Requirement: From the records below, pull each line that has "Faktums".

#### Input rows ####

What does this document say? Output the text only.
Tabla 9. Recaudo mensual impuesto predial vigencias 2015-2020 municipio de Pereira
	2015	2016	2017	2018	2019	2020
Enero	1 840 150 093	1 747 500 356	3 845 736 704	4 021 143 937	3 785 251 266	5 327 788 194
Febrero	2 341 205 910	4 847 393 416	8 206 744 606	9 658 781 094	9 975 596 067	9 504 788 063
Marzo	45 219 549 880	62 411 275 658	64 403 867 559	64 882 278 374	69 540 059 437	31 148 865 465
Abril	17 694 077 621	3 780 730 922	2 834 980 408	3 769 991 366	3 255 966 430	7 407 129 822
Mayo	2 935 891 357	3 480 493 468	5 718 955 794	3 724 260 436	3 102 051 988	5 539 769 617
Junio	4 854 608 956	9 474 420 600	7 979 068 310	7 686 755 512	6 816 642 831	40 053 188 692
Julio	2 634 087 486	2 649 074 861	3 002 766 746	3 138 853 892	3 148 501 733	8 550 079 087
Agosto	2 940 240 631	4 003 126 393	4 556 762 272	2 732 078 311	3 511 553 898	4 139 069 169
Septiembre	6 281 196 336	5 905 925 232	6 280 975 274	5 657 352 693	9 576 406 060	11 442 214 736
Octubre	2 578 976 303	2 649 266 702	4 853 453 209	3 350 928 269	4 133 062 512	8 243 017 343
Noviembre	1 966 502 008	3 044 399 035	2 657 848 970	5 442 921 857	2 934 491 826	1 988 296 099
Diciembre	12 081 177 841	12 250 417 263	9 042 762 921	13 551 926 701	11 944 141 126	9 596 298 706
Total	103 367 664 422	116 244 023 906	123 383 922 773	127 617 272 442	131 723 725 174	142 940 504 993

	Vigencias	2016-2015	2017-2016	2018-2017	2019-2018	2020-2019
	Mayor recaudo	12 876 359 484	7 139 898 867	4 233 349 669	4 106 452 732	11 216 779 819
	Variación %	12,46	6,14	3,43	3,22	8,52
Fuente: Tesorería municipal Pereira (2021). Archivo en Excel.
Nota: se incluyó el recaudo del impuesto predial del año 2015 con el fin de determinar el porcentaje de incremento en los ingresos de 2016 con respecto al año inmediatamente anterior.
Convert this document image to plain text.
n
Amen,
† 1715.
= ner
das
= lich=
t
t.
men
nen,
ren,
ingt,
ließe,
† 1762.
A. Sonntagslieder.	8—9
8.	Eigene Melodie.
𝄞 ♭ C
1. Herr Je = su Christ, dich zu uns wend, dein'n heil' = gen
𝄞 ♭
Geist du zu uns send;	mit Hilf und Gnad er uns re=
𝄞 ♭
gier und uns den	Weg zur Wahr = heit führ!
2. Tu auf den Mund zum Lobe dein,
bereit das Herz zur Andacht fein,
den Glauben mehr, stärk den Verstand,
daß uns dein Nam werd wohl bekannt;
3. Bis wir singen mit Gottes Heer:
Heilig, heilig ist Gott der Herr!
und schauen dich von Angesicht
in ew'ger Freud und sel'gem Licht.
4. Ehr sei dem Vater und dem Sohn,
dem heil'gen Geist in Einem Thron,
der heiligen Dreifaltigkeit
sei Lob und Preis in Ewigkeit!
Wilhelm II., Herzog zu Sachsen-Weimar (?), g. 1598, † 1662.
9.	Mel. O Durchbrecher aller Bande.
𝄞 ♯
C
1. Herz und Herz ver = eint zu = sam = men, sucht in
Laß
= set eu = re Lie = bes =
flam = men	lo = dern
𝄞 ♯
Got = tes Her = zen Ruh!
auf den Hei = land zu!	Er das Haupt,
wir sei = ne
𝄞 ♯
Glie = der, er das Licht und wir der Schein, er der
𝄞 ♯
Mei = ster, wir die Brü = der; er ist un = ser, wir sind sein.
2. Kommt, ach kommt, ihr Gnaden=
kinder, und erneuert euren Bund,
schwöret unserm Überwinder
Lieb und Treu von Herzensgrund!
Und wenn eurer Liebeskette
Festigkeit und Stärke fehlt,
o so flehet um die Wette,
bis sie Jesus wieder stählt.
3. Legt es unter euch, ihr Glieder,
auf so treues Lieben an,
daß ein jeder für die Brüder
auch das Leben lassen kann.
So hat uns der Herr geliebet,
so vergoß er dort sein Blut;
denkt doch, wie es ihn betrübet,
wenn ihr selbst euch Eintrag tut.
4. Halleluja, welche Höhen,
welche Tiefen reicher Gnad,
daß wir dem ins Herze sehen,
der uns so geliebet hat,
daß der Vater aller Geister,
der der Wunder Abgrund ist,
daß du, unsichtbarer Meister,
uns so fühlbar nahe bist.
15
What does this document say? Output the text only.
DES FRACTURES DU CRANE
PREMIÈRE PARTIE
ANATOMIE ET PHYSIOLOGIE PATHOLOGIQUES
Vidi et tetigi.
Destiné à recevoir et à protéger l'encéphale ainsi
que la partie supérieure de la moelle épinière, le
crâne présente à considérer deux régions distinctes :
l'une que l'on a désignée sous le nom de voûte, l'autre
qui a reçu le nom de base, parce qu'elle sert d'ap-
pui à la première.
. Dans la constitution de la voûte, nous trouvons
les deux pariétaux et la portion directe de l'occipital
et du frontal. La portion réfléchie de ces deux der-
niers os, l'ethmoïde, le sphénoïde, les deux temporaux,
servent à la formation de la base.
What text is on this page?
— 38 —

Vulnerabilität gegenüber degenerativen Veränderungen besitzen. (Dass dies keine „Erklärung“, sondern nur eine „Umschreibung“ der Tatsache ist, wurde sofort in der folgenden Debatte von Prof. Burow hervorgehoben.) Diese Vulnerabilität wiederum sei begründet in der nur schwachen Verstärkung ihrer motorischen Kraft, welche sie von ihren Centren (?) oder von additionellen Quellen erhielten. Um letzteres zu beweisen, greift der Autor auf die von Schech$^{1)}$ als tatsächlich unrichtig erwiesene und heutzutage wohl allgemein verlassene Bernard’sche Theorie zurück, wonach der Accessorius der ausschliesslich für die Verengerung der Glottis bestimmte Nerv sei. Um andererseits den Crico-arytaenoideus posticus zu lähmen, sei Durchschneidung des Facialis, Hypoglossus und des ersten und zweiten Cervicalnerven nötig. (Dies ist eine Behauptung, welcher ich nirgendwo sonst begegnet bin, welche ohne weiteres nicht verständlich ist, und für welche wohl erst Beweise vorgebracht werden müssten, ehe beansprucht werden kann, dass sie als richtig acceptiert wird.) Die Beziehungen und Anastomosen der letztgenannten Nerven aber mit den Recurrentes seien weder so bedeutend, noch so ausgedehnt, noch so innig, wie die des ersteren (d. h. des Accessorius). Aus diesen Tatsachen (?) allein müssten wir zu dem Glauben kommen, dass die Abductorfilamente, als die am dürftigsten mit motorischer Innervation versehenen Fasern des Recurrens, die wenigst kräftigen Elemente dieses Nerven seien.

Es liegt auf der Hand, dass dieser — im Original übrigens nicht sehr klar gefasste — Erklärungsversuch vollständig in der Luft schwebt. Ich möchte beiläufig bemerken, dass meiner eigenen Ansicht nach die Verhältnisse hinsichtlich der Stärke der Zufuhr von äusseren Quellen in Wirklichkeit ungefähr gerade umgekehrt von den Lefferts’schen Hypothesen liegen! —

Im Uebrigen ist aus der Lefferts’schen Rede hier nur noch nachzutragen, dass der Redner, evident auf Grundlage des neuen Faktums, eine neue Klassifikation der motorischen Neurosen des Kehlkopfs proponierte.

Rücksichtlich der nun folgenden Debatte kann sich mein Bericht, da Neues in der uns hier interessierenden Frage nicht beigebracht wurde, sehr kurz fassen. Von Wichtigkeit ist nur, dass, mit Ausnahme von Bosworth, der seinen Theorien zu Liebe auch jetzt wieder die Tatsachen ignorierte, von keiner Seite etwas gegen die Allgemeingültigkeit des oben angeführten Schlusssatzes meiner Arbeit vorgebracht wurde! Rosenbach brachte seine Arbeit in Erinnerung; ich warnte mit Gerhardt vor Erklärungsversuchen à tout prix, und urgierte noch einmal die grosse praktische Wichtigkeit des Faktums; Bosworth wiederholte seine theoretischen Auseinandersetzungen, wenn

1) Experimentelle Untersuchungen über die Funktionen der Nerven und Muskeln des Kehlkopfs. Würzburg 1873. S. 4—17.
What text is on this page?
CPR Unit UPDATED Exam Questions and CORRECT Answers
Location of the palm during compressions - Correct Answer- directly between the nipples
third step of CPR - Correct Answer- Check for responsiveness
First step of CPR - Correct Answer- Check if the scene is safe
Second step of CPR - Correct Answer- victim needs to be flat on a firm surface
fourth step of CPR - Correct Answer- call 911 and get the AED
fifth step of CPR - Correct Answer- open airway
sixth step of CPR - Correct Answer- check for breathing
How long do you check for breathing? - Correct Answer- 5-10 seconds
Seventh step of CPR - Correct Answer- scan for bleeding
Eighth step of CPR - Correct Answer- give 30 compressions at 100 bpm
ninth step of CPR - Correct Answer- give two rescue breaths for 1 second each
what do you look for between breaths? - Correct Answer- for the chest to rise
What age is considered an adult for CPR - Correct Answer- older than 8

####

Solution for this problem:
Im Uebrigen ist aus der Lefferts’schen Rede hier nur noch nachzutragen, dass der Redner, evident auf Grundlage des neuen Faktums, eine neue Klassifikation der motorischen Neurosen des Kehlkopfs proponierte.
Rücksichtlich der nun folgenden Debatte kann sich mein Bericht, da Neues in der uns hier interessierenden Frage nicht beigebracht wurde, sehr kurz fassen. Von Wichtigkeit ist nur, dass, mit Ausnahme von Bosworth, der seinen Theorien zu Liebe auch jetzt wieder die Tatsachen ignorierte, von keiner Seite etwas gegen die Allgemeingültigkeit des oben angeführten Schlusssatzes meiner Arbeit vorgebracht wurde! Rosenbach brachte seine Arbeit in Erinnerung; ich warnte mit Gerhardt vor Erklärungsversuchen à tout prix, und urgierte noch einmal die grosse praktische Wichtigkeit des Faktums; Bosworth wiederholte seine theoretischen Auseinandersetzungen, wenn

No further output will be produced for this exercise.